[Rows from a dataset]
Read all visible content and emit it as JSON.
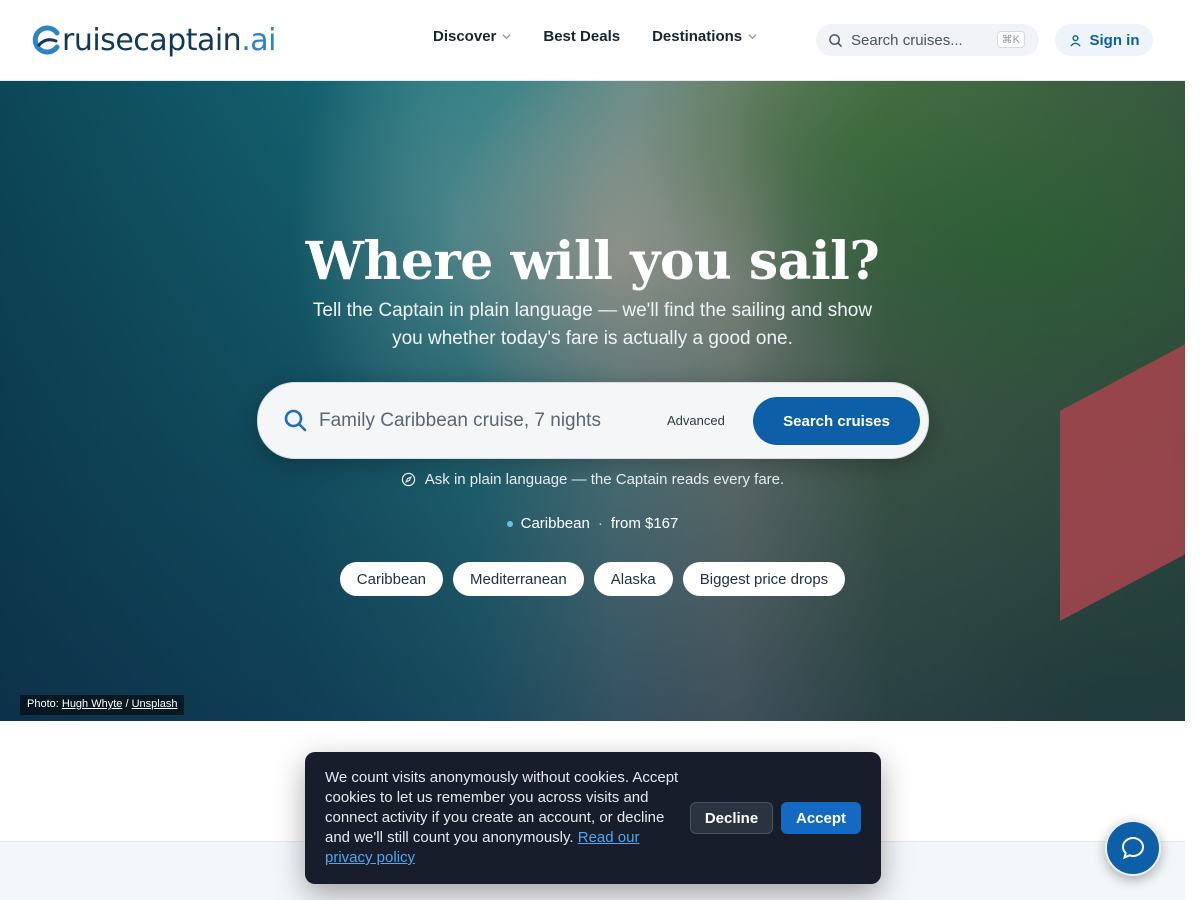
{
  "brand": {
    "logo_main": "ruisecaptain",
    "logo_suffix": ".ai",
    "logo_icon": "c-swoosh-logo-icon"
  },
  "nav": {
    "discover": "Discover",
    "best_deals": "Best Deals",
    "destinations": "Destinations"
  },
  "header_search": {
    "placeholder": "Search cruises...",
    "shortcut": "⌘K"
  },
  "signin": {
    "label": "Sign in",
    "icon": "user-icon"
  },
  "hero": {
    "title": "Where will you sail?",
    "subtitle": "Tell the Captain in plain language — we'll find the sailing and show you whether today's fare is actually a good one.",
    "search_placeholder": "Family Caribbean cruise, 7 nights",
    "advanced": "Advanced",
    "search_button": "Search cruises",
    "hint": "Ask in plain language — the Captain reads every fare.",
    "meta_region": "Caribbean",
    "meta_sep": "·",
    "meta_price": "from $167",
    "chips": [
      "Caribbean",
      "Mediterranean",
      "Alaska",
      "Biggest price drops"
    ]
  },
  "photo_credit": {
    "prefix": "Photo:",
    "author": "Hugh Whyte",
    "sep": "/",
    "source": "Unsplash"
  },
  "cookie": {
    "text": "We count visits anonymously without cookies. Accept cookies to let us remember you across visits and connect activity if you create an account, or decline and we'll still count you anonymously.",
    "link": "Read our privacy policy",
    "decline": "Decline",
    "accept": "Accept"
  },
  "colors": {
    "primary": "#0d5fa8",
    "cookie_bg": "#171d2a",
    "link": "#4fa7ee"
  }
}
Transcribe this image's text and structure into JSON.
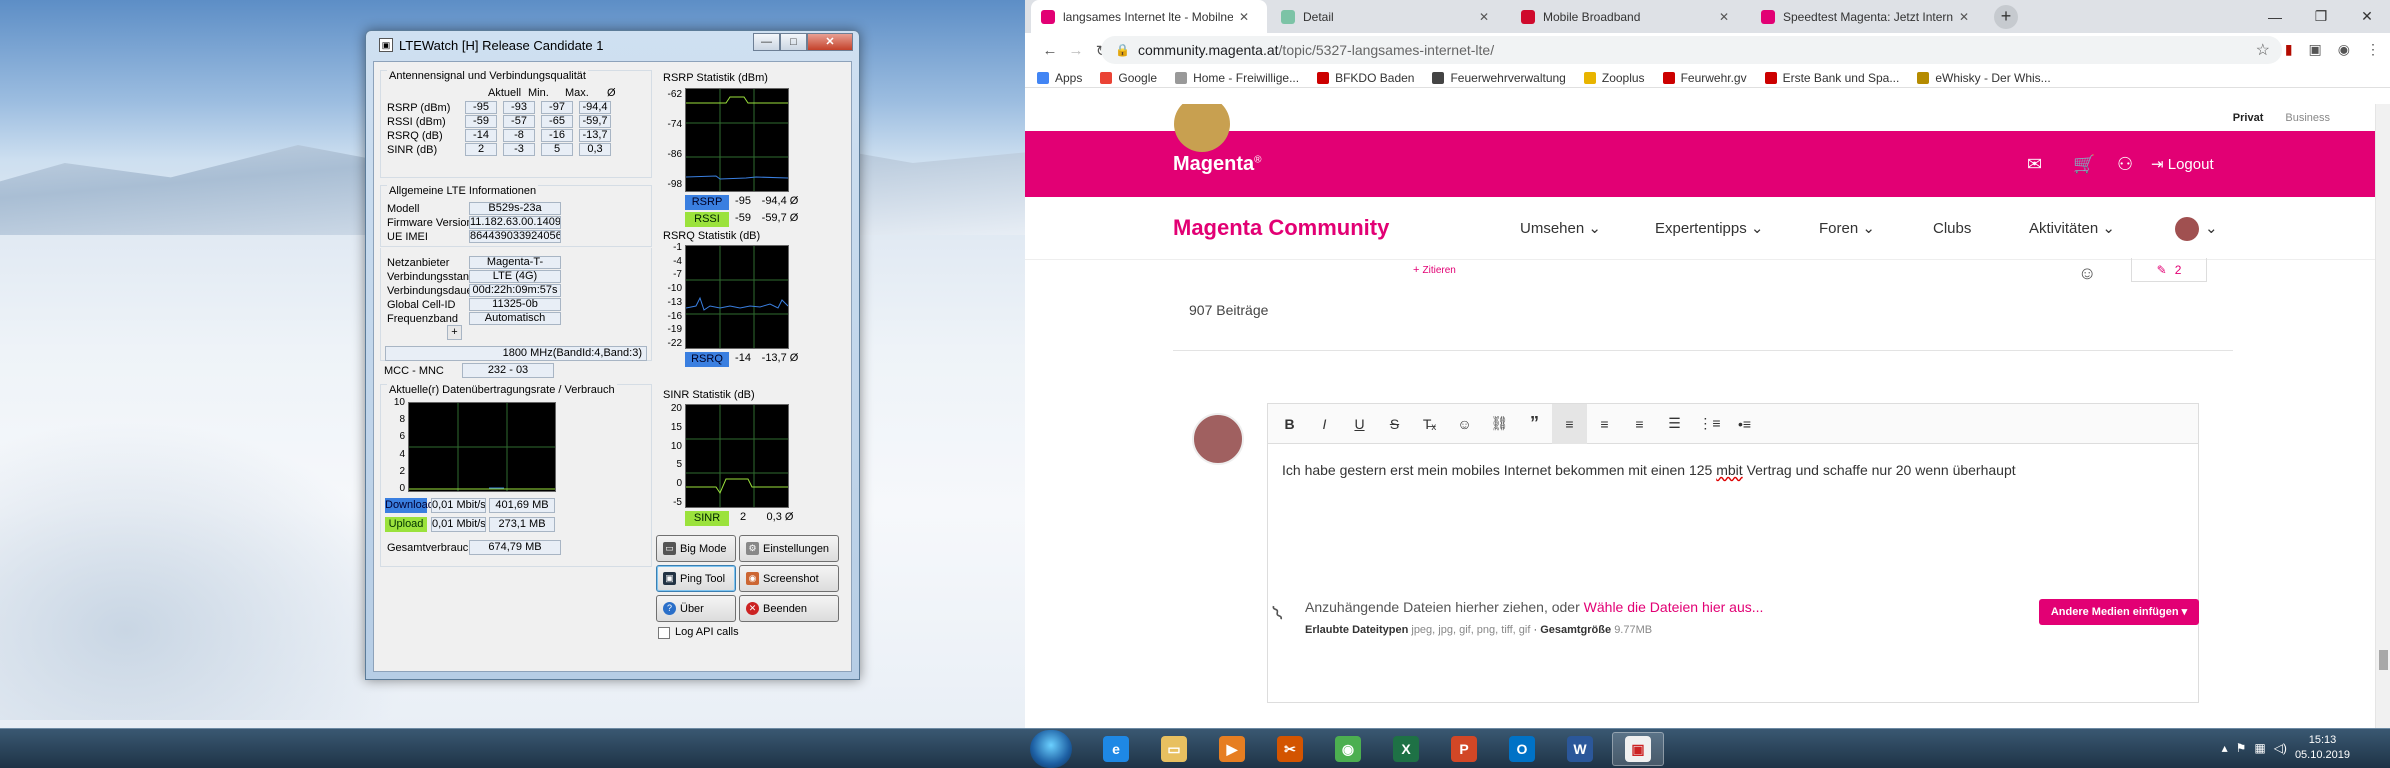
{
  "lte": {
    "window_title": "LTEWatch [H]   Release Candidate 1",
    "grp_signal": "Antennensignal und Verbindungsqualität",
    "cols": [
      "Aktuell",
      "Min.",
      "Max.",
      "Ø"
    ],
    "rows": [
      {
        "label": "RSRP (dBm)",
        "vals": [
          "-95",
          "-93",
          "-97",
          "-94,4"
        ]
      },
      {
        "label": "RSSI (dBm)",
        "vals": [
          "-59",
          "-57",
          "-65",
          "-59,7"
        ]
      },
      {
        "label": "RSRQ (dB)",
        "vals": [
          "-14",
          "-8",
          "-16",
          "-13,7"
        ]
      },
      {
        "label": "SINR (dB)",
        "vals": [
          "2",
          "-3",
          "5",
          "0,3"
        ]
      }
    ],
    "grp_info": "Allgemeine LTE Informationen",
    "info": [
      {
        "label": "Modell",
        "value": "B529s-23a"
      },
      {
        "label": "Firmware Version",
        "value": "11.182.63.00.1409"
      },
      {
        "label": "UE IMEI",
        "value": "864439033924056"
      }
    ],
    "net": [
      {
        "label": "Netzanbieter",
        "value": "Magenta-T-"
      },
      {
        "label": "Verbindungsstandard",
        "value": "LTE (4G)"
      },
      {
        "label": "Verbindungsdauer",
        "value": "00d:22h:09m:57s"
      },
      {
        "label": "Global Cell-ID",
        "value": "11325-0b"
      },
      {
        "label": "Frequenzband",
        "value": "Automatisch"
      }
    ],
    "freq_plus": "+",
    "band_detail": "1800 MHz(BandId:4,Band:3)",
    "mcc_label": "MCC - MNC",
    "mcc_value": "232 - 03",
    "grp_rate": "Aktuelle(r) Datenübertragungsrate / Verbrauch",
    "rate_ticks": [
      "10",
      "8",
      "6",
      "4",
      "2",
      "0"
    ],
    "download": {
      "label": "Download",
      "rate": "0,01 Mbit/s",
      "total": "401,69 MB"
    },
    "upload": {
      "label": "Upload",
      "rate": "0,01 Mbit/s",
      "total": "273,1 MB"
    },
    "total_label": "Gesamtverbrauch",
    "total_value": "674,79 MB",
    "rsrp_stat": {
      "title": "RSRP Statistik (dBm)",
      "ticks": [
        "-62",
        "-74",
        "-86",
        "-98"
      ],
      "chip1": "RSRP",
      "val1": "-95",
      "avg1": "-94,4 Ø",
      "chip2": "RSSI",
      "val2": "-59",
      "avg2": "-59,7 Ø"
    },
    "rsrq_stat": {
      "title": "RSRQ Statistik (dB)",
      "ticks": [
        "-1",
        "-4",
        "-7",
        "-10",
        "-13",
        "-16",
        "-19",
        "-22"
      ],
      "chip1": "RSRQ",
      "val1": "-14",
      "avg1": "-13,7 Ø"
    },
    "sinr_stat": {
      "title": "SINR Statistik (dB)",
      "ticks": [
        "20",
        "15",
        "10",
        "5",
        "0",
        "-5"
      ],
      "chip1": "SINR",
      "val1": "2",
      "avg1": "0,3 Ø"
    },
    "buttons": [
      "Big Mode",
      "Einstellungen",
      "Ping Tool",
      "Screenshot",
      "Über",
      "Beenden"
    ],
    "log_api": "Log API calls",
    "colors": {
      "rsrp": "#3a7fe0",
      "rssi": "#9be23c",
      "rsrq": "#3a7fe0",
      "sinr": "#9be23c",
      "download": "#3a7fe0",
      "upload": "#9be23c"
    }
  },
  "browser": {
    "tabs": [
      {
        "title": "langsames Internet lte - Mobilne",
        "icon": "telekom-icon",
        "color": "#e20074"
      },
      {
        "title": "Detail",
        "icon": "z-icon",
        "color": "#7cc3a6"
      },
      {
        "title": "Mobile Broadband",
        "icon": "huawei-icon",
        "color": "#cf0a2c"
      },
      {
        "title": "Speedtest Magenta: Jetzt Interne",
        "icon": "telekom-icon",
        "color": "#e20074"
      }
    ],
    "url_host": "community.magenta.at",
    "url_path": "/topic/5327-langsames-internet-lte/",
    "bookmarks": [
      "Apps",
      "Google",
      "Home - Freiwillige...",
      "BFKDO Baden",
      "Feuerwehrverwaltung",
      "Zooplus",
      "Feurwehr.gv",
      "Erste Bank und Spa...",
      "eWhisky - Der Whis..."
    ]
  },
  "site": {
    "top_links": [
      "Privat",
      "Business"
    ],
    "brand": "Magenta",
    "brand_mark": "®",
    "logout": "Logout",
    "community_title": "Magenta Community",
    "nav": [
      "Umsehen",
      "Expertentipps",
      "Foren",
      "Clubs",
      "Aktivitäten"
    ],
    "quote_label": "Zitieren",
    "reply_count": "2",
    "post_count": "907 Beiträge",
    "editor_text_1": "Ich habe gestern erst mein mobiles Internet bekommen mit einen 125 ",
    "editor_text_spell": "mbit",
    "editor_text_2": " Vertrag und schaffe nur 20 wenn überhaupt",
    "upload_text": "Anzuhängende Dateien hierher ziehen, oder ",
    "upload_link": "Wähle die Dateien hier aus...",
    "allowed_label": "Erlaubte Dateitypen",
    "allowed_types": "jpeg, jpg, gif, png, tiff, gif",
    "size_label": "Gesamtgröße",
    "size_value": "9.77MB",
    "media_button": "Andere Medien einfügen ▾"
  },
  "taskbar": {
    "time": "15:13",
    "date": "05.10.2019",
    "apps": [
      "explorer",
      "ie",
      "folder",
      "media",
      "snip",
      "chrome",
      "excel",
      "powerpoint",
      "outlook",
      "word",
      "ltewatch"
    ]
  }
}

Your objective:
Without including the pictures, return each record above exactly as it stands.

Response to this exercise:
Read all visible content and emit it as JSON.
{
  "brand": {
    "logo_main": "ruisecaptain",
    "logo_suffix": ".ai",
    "logo_icon": "c-swoosh-logo-icon"
  },
  "nav": {
    "discover": "Discover",
    "best_deals": "Best Deals",
    "destinations": "Destinations"
  },
  "header_search": {
    "placeholder": "Search cruises...",
    "shortcut": "⌘K"
  },
  "signin": {
    "label": "Sign in",
    "icon": "user-icon"
  },
  "hero": {
    "title": "Where will you sail?",
    "subtitle": "Tell the Captain in plain language — we'll find the sailing and show you whether today's fare is actually a good one.",
    "search_placeholder": "Family Caribbean cruise, 7 nights",
    "advanced": "Advanced",
    "search_button": "Search cruises",
    "hint": "Ask in plain language — the Captain reads every fare.",
    "meta_region": "Caribbean",
    "meta_sep": "·",
    "meta_price": "from $167",
    "chips": [
      "Caribbean",
      "Mediterranean",
      "Alaska",
      "Biggest price drops"
    ]
  },
  "photo_credit": {
    "prefix": "Photo:",
    "author": "Hugh Whyte",
    "sep": "/",
    "source": "Unsplash"
  },
  "cookie": {
    "text": "We count visits anonymously without cookies. Accept cookies to let us remember you across visits and connect activity if you create an account, or decline and we'll still count you anonymously.",
    "link": "Read our privacy policy",
    "decline": "Decline",
    "accept": "Accept"
  },
  "colors": {
    "primary": "#0d5fa8",
    "cookie_bg": "#171d2a",
    "link": "#4fa7ee"
  }
}
Transcribe this image's text and structure into JSON.
{
  "lte": {
    "window_title": "LTEWatch [H]   Release Candidate 1",
    "grp_signal": "Antennensignal und Verbindungsqualität",
    "cols": [
      "Aktuell",
      "Min.",
      "Max.",
      "Ø"
    ],
    "rows": [
      {
        "label": "RSRP (dBm)",
        "vals": [
          "-95",
          "-93",
          "-97",
          "-94,4"
        ]
      },
      {
        "label": "RSSI (dBm)",
        "vals": [
          "-59",
          "-57",
          "-65",
          "-59,7"
        ]
      },
      {
        "label": "RSRQ (dB)",
        "vals": [
          "-14",
          "-8",
          "-16",
          "-13,7"
        ]
      },
      {
        "label": "SINR (dB)",
        "vals": [
          "2",
          "-3",
          "5",
          "0,3"
        ]
      }
    ],
    "grp_info": "Allgemeine LTE Informationen",
    "info": [
      {
        "label": "Modell",
        "value": "B529s-23a"
      },
      {
        "label": "Firmware Version",
        "value": "11.182.63.00.1409"
      },
      {
        "label": "UE IMEI",
        "value": "864439033924056"
      }
    ],
    "net": [
      {
        "label": "Netzanbieter",
        "value": "Magenta-T-"
      },
      {
        "label": "Verbindungsstandard",
        "value": "LTE (4G)"
      },
      {
        "label": "Verbindungsdauer",
        "value": "00d:22h:09m:57s"
      },
      {
        "label": "Global Cell-ID",
        "value": "11325-0b"
      },
      {
        "label": "Frequenzband",
        "value": "Automatisch"
      }
    ],
    "freq_plus": "+",
    "band_detail": "1800 MHz(BandId:4,Band:3)",
    "mcc_label": "MCC - MNC",
    "mcc_value": "232 - 03",
    "grp_rate": "Aktuelle(r) Datenübertragungsrate / Verbrauch",
    "rate_ticks": [
      "10",
      "8",
      "6",
      "4",
      "2",
      "0"
    ],
    "download": {
      "label": "Download",
      "rate": "0,01 Mbit/s",
      "total": "401,69 MB"
    },
    "upload": {
      "label": "Upload",
      "rate": "0,01 Mbit/s",
      "total": "273,1 MB"
    },
    "total_label": "Gesamtverbrauch",
    "total_value": "674,79 MB",
    "rsrp_stat": {
      "title": "RSRP Statistik (dBm)",
      "ticks": [
        "-62",
        "-74",
        "-86",
        "-98"
      ],
      "chip1": "RSRP",
      "val1": "-95",
      "avg1": "-94,4 Ø",
      "chip2": "RSSI",
      "val2": "-59",
      "avg2": "-59,7 Ø"
    },
    "rsrq_stat": {
      "title": "RSRQ Statistik (dB)",
      "ticks": [
        "-1",
        "-4",
        "-7",
        "-10",
        "-13",
        "-16",
        "-19",
        "-22"
      ],
      "chip1": "RSRQ",
      "val1": "-14",
      "avg1": "-13,7 Ø"
    },
    "sinr_stat": {
      "title": "SINR Statistik (dB)",
      "ticks": [
        "20",
        "15",
        "10",
        "5",
        "0",
        "-5"
      ],
      "chip1": "SINR",
      "val1": "2",
      "avg1": "0,3 Ø"
    },
    "buttons": [
      "Big Mode",
      "Einstellungen",
      "Ping Tool",
      "Screenshot",
      "Über",
      "Beenden"
    ],
    "log_api": "Log API calls",
    "colors": {
      "rsrp": "#3a7fe0",
      "rssi": "#9be23c",
      "rsrq": "#3a7fe0",
      "sinr": "#9be23c",
      "download": "#3a7fe0",
      "upload": "#9be23c"
    }
  },
  "browser": {
    "tabs": [
      {
        "title": "langsames Internet lte - Mobilne",
        "icon": "telekom-icon",
        "color": "#e20074"
      },
      {
        "title": "Detail",
        "icon": "z-icon",
        "color": "#7cc3a6"
      },
      {
        "title": "Mobile Broadband",
        "icon": "huawei-icon",
        "color": "#cf0a2c"
      },
      {
        "title": "Speedtest Magenta: Jetzt Interne",
        "icon": "telekom-icon",
        "color": "#e20074"
      }
    ],
    "url_host": "community.magenta.at",
    "url_path": "/topic/5327-langsames-internet-lte/",
    "bookmarks": [
      "Apps",
      "Google",
      "Home - Freiwillige...",
      "BFKDO Baden",
      "Feuerwehrverwaltung",
      "Zooplus",
      "Feurwehr.gv",
      "Erste Bank und Spa...",
      "eWhisky - Der Whis..."
    ]
  },
  "site": {
    "top_links": [
      "Privat",
      "Business"
    ],
    "brand": "Magenta",
    "brand_mark": "®",
    "logout": "Logout",
    "community_title": "Magenta Community",
    "nav": [
      "Umsehen",
      "Expertentipps",
      "Foren",
      "Clubs",
      "Aktivitäten"
    ],
    "quote_label": "Zitieren",
    "reply_count": "2",
    "post_count": "907 Beiträge",
    "editor_text_1": "Ich habe gestern erst mein mobiles Internet bekommen mit einen 125 ",
    "editor_text_spell": "mbit",
    "editor_text_2": " Vertrag und schaffe nur 20 wenn überhaupt",
    "upload_text": "Anzuhängende Dateien hierher ziehen, oder ",
    "upload_link": "Wähle die Dateien hier aus...",
    "allowed_label": "Erlaubte Dateitypen",
    "allowed_types": "jpeg, jpg, gif, png, tiff, gif",
    "size_label": "Gesamtgröße",
    "size_value": "9.77MB",
    "media_button": "Andere Medien einfügen ▾"
  },
  "taskbar": {
    "time": "15:13",
    "date": "05.10.2019",
    "apps": [
      "explorer",
      "ie",
      "folder",
      "media",
      "snip",
      "chrome",
      "excel",
      "powerpoint",
      "outlook",
      "word",
      "ltewatch"
    ]
  }
}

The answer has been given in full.